■ **Data records**:
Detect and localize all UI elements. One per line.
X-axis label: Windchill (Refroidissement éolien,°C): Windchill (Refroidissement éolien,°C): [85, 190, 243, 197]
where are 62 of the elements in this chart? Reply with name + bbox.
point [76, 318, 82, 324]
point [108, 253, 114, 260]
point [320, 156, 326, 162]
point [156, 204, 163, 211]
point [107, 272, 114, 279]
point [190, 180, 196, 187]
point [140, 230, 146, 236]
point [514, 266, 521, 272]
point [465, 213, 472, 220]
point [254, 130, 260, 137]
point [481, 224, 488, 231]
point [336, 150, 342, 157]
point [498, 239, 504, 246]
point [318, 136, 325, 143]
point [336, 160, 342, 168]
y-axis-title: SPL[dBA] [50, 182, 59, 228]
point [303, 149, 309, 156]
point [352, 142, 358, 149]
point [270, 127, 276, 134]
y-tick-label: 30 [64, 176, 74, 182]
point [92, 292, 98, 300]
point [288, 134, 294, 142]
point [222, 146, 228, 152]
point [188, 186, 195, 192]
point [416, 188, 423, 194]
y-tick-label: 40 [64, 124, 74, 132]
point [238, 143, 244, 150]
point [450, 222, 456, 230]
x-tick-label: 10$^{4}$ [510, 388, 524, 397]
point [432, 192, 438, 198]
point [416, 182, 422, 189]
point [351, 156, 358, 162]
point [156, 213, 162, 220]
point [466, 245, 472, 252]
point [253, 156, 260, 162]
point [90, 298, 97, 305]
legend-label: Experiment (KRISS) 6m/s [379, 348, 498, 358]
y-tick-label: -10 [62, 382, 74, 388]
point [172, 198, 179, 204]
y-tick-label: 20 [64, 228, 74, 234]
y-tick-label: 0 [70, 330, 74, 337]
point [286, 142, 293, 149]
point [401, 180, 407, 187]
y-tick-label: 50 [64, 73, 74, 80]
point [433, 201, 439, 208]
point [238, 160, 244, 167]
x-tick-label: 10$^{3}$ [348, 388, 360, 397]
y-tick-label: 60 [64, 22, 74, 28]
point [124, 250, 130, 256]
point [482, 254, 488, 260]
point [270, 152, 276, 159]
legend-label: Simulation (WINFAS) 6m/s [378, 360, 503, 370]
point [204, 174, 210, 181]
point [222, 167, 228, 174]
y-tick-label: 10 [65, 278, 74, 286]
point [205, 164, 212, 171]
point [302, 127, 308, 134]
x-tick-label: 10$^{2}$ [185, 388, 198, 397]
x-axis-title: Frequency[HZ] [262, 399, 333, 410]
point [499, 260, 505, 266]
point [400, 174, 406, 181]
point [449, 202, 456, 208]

■ **Goal of the exercise**:
Copy out all of the data above line for line, keeping every character unchanged.

■ **Result below**:
Detect and localize all UI elements. One per line.
X-axis label: Windchill (Refroidissement éolien,°C): Windchill (Refroidissement éolien,°C): [85, 190, 243, 197]
where are 62 of the elements in this chart? Reply with name + bbox.
point [76, 318, 82, 324]
point [108, 253, 114, 260]
point [320, 156, 326, 162]
point [156, 204, 163, 211]
point [107, 272, 114, 279]
point [190, 180, 196, 187]
point [140, 230, 146, 236]
point [514, 266, 521, 272]
point [465, 213, 472, 220]
point [254, 130, 260, 137]
point [481, 224, 488, 231]
point [336, 150, 342, 157]
point [498, 239, 504, 246]
point [318, 136, 325, 143]
point [336, 160, 342, 168]
y-axis-title: SPL[dBA] [50, 182, 59, 228]
point [303, 149, 309, 156]
point [352, 142, 358, 149]
point [270, 127, 276, 134]
y-tick-label: 30 [64, 176, 74, 182]
point [92, 292, 98, 300]
point [288, 134, 294, 142]
point [222, 146, 228, 152]
point [188, 186, 195, 192]
point [416, 188, 423, 194]
y-tick-label: 40 [64, 124, 74, 132]
point [238, 143, 244, 150]
point [450, 222, 456, 230]
x-tick-label: 10$^{4}$ [510, 388, 524, 397]
point [432, 192, 438, 198]
point [416, 182, 422, 189]
point [351, 156, 358, 162]
point [156, 213, 162, 220]
point [466, 245, 472, 252]
point [253, 156, 260, 162]
point [90, 298, 97, 305]
legend-label: Experiment (KRISS) 6m/s [379, 348, 498, 358]
y-tick-label: -10 [62, 382, 74, 388]
point [172, 198, 179, 204]
y-tick-label: 20 [64, 228, 74, 234]
y-tick-label: 0 [70, 330, 74, 337]
point [286, 142, 293, 149]
point [401, 180, 407, 187]
y-tick-label: 50 [64, 73, 74, 80]
point [433, 201, 439, 208]
point [238, 160, 244, 167]
x-tick-label: 10$^{3}$ [348, 388, 360, 397]
y-tick-label: 60 [64, 22, 74, 28]
point [124, 250, 130, 256]
point [482, 254, 488, 260]
point [270, 152, 276, 159]
legend-label: Simulation (WINFAS) 6m/s [378, 360, 503, 370]
point [204, 174, 210, 181]
point [222, 167, 228, 174]
y-tick-label: 10 [65, 278, 74, 286]
point [205, 164, 212, 171]
point [302, 127, 308, 134]
x-tick-label: 10$^{2}$ [185, 388, 198, 397]
x-axis-title: Frequency[HZ] [262, 399, 333, 410]
point [499, 260, 505, 266]
point [400, 174, 406, 181]
point [449, 202, 456, 208]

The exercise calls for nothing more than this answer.